TASK DESCRIPTION —
Collect all lines containing the word "calendar" from the data.

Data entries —
⟨

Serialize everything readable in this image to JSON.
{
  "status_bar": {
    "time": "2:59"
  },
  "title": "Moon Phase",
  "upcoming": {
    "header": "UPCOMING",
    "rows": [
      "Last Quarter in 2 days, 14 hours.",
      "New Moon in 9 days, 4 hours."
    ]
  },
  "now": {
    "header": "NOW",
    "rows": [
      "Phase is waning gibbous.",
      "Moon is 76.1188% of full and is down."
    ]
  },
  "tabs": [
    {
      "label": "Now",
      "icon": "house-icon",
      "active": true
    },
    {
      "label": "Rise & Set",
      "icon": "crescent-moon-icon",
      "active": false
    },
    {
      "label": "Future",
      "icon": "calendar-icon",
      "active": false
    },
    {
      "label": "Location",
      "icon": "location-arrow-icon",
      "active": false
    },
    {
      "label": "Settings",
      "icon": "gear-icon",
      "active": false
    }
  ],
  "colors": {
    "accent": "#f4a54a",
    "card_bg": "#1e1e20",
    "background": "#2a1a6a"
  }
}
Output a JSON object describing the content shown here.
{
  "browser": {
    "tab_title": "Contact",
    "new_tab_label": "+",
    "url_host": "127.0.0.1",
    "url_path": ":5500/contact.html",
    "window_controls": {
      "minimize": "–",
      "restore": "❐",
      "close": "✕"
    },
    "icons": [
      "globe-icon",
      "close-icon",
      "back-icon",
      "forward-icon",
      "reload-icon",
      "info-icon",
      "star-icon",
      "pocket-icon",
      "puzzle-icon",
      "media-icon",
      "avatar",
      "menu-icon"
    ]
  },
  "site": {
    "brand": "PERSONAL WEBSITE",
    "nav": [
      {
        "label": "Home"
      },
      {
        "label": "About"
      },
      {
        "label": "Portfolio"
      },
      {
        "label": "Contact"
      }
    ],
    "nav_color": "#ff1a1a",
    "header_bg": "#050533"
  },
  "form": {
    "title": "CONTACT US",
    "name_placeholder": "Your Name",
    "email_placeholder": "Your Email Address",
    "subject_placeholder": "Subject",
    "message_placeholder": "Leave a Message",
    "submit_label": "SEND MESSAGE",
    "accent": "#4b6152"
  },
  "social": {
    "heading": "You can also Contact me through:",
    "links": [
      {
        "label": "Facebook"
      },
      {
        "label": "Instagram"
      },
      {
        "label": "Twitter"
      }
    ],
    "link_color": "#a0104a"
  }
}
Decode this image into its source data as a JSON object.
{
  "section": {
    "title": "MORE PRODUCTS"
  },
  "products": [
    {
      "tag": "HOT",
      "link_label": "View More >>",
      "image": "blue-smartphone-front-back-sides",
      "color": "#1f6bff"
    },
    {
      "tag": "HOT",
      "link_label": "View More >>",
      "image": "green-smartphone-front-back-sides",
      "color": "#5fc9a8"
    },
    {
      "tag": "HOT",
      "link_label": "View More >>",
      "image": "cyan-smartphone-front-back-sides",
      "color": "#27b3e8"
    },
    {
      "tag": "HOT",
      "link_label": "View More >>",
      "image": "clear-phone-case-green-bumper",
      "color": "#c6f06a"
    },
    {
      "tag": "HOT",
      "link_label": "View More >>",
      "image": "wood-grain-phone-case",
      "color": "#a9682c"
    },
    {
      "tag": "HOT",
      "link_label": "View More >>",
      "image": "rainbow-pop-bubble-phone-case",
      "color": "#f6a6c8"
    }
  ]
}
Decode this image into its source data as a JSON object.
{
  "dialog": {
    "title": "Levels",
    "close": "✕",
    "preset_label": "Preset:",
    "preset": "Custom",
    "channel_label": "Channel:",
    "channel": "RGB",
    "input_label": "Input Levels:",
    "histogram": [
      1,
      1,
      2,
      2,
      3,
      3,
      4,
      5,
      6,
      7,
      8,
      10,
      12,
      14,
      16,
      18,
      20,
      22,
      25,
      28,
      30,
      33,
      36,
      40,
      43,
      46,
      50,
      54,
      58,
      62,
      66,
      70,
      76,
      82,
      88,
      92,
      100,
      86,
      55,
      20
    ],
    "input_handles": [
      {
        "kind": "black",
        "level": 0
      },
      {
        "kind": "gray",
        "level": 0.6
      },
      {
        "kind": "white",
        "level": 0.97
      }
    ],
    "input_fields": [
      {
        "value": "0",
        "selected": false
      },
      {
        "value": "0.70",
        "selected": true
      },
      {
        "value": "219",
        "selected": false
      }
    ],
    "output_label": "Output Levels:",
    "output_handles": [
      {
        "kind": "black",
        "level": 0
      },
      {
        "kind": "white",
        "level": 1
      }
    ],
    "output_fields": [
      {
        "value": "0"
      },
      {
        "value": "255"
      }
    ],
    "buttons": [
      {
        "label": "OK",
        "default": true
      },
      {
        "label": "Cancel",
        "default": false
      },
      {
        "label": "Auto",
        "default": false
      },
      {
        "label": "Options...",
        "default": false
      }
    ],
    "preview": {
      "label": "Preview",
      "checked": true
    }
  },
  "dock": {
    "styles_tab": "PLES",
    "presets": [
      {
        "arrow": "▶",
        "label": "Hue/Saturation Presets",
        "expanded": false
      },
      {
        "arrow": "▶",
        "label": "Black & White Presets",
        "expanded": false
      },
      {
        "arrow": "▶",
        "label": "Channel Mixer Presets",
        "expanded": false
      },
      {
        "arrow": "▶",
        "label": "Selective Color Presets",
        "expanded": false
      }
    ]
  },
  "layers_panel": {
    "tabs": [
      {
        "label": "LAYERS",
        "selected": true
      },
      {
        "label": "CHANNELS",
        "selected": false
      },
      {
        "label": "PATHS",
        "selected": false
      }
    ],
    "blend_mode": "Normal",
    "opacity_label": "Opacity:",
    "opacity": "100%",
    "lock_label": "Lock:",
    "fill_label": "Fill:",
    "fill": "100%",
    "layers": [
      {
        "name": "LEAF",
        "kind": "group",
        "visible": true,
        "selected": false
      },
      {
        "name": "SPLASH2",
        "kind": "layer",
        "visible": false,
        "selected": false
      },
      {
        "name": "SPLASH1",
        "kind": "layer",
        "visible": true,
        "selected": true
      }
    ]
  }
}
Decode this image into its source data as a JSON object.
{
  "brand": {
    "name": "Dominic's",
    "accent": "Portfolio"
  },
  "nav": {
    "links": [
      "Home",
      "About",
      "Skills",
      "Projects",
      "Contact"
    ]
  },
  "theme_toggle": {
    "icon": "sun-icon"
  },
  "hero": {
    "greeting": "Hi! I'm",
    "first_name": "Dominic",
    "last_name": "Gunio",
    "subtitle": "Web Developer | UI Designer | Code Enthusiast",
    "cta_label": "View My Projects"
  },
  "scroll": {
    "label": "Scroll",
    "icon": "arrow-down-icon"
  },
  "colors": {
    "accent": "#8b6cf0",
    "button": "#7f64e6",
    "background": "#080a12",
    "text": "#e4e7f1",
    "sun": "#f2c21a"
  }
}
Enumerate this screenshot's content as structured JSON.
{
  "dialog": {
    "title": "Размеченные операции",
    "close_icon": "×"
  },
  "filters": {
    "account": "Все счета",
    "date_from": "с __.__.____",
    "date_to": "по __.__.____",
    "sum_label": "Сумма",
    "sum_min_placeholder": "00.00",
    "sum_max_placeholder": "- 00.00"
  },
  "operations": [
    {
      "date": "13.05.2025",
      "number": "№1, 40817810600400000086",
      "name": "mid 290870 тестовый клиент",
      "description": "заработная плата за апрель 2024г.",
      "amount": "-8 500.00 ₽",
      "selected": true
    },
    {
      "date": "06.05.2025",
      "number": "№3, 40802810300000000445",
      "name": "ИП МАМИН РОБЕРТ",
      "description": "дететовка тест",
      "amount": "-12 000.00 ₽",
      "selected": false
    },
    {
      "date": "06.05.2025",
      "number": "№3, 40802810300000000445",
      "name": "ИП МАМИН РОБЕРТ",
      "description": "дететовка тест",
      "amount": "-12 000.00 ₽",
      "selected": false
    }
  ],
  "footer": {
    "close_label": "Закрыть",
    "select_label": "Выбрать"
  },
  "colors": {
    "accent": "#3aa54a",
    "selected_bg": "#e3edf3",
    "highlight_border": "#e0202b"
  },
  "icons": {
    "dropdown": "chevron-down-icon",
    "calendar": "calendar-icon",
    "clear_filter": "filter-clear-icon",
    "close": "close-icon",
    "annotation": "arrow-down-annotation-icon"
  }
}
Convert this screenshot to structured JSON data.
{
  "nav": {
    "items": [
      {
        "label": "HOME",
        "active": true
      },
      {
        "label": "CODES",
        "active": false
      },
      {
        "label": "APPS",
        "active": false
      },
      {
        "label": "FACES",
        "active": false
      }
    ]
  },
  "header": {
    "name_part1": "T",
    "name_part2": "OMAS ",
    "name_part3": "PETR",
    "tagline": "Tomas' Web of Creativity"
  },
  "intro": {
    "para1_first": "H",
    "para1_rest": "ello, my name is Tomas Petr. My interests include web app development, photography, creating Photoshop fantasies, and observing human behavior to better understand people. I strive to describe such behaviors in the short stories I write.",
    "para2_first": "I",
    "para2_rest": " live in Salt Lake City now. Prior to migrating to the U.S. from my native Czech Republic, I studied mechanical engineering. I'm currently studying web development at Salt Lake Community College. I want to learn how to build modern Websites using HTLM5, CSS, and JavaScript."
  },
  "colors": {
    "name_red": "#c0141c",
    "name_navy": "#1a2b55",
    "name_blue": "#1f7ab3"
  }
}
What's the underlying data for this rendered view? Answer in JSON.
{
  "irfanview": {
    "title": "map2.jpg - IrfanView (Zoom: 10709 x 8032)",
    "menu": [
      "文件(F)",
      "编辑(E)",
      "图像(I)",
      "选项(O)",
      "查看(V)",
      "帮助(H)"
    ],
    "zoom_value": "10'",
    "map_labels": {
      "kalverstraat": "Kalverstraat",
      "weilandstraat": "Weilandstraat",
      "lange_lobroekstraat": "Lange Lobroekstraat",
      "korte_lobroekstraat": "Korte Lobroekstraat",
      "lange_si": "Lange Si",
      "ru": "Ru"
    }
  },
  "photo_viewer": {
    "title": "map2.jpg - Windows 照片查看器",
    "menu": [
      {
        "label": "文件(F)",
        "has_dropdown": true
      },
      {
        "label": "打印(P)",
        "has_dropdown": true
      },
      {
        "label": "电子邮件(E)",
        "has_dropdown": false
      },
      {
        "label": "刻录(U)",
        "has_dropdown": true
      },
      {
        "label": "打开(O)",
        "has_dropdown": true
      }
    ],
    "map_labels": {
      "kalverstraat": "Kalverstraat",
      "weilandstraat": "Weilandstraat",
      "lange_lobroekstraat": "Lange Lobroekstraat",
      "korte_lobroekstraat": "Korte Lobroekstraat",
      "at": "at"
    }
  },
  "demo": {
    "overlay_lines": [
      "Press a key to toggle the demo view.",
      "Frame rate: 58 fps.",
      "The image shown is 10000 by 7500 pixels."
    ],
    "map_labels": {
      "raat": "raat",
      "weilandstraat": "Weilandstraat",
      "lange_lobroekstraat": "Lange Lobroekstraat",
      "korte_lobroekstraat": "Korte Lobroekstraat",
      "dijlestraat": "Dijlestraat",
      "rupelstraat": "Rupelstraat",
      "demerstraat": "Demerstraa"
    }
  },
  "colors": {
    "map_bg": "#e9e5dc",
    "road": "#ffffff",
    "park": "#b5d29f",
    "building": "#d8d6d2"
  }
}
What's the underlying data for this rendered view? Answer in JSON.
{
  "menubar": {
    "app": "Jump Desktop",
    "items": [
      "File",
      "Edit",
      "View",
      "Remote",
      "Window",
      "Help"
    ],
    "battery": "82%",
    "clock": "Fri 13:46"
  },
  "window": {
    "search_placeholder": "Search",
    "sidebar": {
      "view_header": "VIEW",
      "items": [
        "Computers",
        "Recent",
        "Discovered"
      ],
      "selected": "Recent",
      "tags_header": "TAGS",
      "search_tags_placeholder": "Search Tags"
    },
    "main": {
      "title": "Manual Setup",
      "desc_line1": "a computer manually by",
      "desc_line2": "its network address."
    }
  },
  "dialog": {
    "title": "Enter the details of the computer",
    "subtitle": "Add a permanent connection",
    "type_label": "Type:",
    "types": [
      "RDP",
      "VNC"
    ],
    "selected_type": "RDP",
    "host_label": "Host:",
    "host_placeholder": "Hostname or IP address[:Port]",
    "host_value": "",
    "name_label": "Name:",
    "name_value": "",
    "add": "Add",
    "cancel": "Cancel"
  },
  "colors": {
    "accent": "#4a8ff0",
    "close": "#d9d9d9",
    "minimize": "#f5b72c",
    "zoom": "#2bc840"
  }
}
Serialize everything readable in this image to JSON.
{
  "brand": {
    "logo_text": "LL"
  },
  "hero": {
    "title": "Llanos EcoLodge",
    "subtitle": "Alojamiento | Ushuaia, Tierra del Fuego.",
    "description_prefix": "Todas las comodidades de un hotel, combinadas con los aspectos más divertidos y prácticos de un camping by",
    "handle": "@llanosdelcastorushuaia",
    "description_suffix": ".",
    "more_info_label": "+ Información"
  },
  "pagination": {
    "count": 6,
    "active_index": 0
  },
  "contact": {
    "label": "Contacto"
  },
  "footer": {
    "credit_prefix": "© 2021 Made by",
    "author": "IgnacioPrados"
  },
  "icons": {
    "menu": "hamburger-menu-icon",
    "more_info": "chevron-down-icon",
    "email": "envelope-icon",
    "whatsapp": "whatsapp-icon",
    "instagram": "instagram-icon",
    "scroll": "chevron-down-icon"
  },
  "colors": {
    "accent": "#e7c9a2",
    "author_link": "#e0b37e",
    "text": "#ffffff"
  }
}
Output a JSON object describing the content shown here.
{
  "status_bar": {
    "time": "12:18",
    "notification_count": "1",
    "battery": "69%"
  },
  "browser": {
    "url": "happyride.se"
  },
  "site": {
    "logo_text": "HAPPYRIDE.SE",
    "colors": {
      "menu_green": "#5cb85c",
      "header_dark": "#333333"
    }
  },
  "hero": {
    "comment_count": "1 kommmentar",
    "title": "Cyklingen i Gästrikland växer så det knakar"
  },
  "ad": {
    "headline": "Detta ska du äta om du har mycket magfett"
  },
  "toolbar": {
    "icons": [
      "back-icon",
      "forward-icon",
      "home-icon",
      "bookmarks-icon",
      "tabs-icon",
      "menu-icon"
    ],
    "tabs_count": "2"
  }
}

⟩

FULL RESPONSE —
      "icon": "calendar-icon",
    "calendar": "calendar-icon",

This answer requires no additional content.